# Short problem
Quote the data below in full, please, without altering anything.

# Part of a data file
————————

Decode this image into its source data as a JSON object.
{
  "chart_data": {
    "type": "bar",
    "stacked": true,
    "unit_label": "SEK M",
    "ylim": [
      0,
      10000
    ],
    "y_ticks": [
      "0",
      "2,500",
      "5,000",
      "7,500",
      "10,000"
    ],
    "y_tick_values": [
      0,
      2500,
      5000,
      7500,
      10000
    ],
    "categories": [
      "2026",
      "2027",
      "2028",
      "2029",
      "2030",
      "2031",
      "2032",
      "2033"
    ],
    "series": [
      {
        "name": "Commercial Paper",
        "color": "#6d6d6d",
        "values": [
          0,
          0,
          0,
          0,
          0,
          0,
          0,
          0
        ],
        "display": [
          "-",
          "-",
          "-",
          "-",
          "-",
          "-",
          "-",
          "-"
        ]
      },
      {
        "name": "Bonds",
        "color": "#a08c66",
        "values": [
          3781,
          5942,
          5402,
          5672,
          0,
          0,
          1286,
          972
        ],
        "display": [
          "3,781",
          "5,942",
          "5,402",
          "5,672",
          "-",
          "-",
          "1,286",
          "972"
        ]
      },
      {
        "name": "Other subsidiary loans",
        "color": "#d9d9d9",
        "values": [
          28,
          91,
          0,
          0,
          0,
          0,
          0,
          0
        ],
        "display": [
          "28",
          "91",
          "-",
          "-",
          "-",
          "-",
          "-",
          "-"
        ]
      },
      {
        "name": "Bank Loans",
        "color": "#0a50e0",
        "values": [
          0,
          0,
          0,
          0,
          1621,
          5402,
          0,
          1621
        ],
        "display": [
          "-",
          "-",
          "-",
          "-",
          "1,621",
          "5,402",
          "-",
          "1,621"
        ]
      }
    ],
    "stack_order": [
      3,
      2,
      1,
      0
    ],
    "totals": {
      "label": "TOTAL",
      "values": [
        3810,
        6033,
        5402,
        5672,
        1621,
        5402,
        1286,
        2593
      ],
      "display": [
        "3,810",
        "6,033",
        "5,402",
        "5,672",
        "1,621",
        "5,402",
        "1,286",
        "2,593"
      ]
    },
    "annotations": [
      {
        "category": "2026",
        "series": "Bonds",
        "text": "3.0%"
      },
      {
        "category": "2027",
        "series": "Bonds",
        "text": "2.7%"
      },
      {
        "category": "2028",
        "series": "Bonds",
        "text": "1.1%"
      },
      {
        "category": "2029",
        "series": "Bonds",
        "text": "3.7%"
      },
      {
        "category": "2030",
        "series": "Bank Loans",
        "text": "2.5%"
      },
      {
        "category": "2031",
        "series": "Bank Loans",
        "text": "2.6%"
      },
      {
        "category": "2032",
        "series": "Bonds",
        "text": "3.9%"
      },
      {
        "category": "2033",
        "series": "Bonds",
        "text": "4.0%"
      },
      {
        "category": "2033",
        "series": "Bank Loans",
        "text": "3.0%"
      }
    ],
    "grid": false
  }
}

————————

# Worked solution
Decode this image into its source data as a JSON object.
{
  "chart_data": {
    "type": "bar",
    "stacked": true,
    "unit_label": "SEK M",
    "ylim": [
      0,
      10000
    ],
    "y_ticks": [
      "0",
      "2,500",
      "5,000",
      "7,500",
      "10,000"
    ],
    "y_tick_values": [
      0,
      2500,
      5000,
      7500,
      10000
    ],
    "categories": [
      "2026",
      "2027",
      "2028",
      "2029",
      "2030",
      "2031",
      "2032",
      "2033"
    ],
    "series": [
      {
        "name": "Commercial Paper",
        "color": "#6d6d6d",
        "values": [
          0,
          0,
          0,
          0,
          0,
          0,
          0,
          0
        ],
        "display": [
          "-",
          "-",
          "-",
          "-",
          "-",
          "-",
          "-",
          "-"
        ]
      },
      {
        "name": "Bonds",
        "color": "#a08c66",
        "values": [
          3781,
          5942,
          5402,
          5672,
          0,
          0,
          1286,
          972
        ],
        "display": [
          "3,781",
          "5,942",
          "5,402",
          "5,672",
          "-",
          "-",
          "1,286",
          "972"
        ]
      },
      {
        "name": "Other subsidiary loans",
        "color": "#d9d9d9",
        "values": [
          28,
          91,
          0,
          0,
          0,
          0,
          0,
          0
        ],
        "display": [
          "28",
          "91",
          "-",
          "-",
          "-",
          "-",
          "-",
          "-"
        ]
      },
      {
        "name": "Bank Loans",
        "color": "#0a50e0",
        "values": [
          0,
          0,
          0,
          0,
          1621,
          5402,
          0,
          1621
        ],
        "display": [
          "-",
          "-",
          "-",
          "-",
          "1,621",
          "5,402",
          "-",
          "1,621"
        ]
      }
    ],
    "stack_order": [
      3,
      2,
      1,
      0
    ],
    "totals": {
      "label": "TOTAL",
      "values": [
        3810,
        6033,
        5402,
        5672,
        1621,
        5402,
        1286,
        2593
      ],
      "display": [
        "3,810",
        "6,033",
        "5,402",
        "5,672",
        "1,621",
        "5,402",
        "1,286",
        "2,593"
      ]
    },
    "annotations": [
      {
        "category": "2026",
        "series": "Bonds",
        "text": "3.0%"
      },
      {
        "category": "2027",
        "series": "Bonds",
        "text": "2.7%"
      },
      {
        "category": "2028",
        "series": "Bonds",
        "text": "1.1%"
      },
      {
        "category": "2029",
        "series": "Bonds",
        "text": "3.7%"
      },
      {
        "category": "2030",
        "series": "Bank Loans",
        "text": "2.5%"
      },
      {
        "category": "2031",
        "series": "Bank Loans",
        "text": "2.6%"
      },
      {
        "category": "2032",
        "series": "Bonds",
        "text": "3.9%"
      },
      {
        "category": "2033",
        "series": "Bonds",
        "text": "4.0%"
      },
      {
        "category": "2033",
        "series": "Bank Loans",
        "text": "3.0%"
      }
    ],
    "grid": false
  }
}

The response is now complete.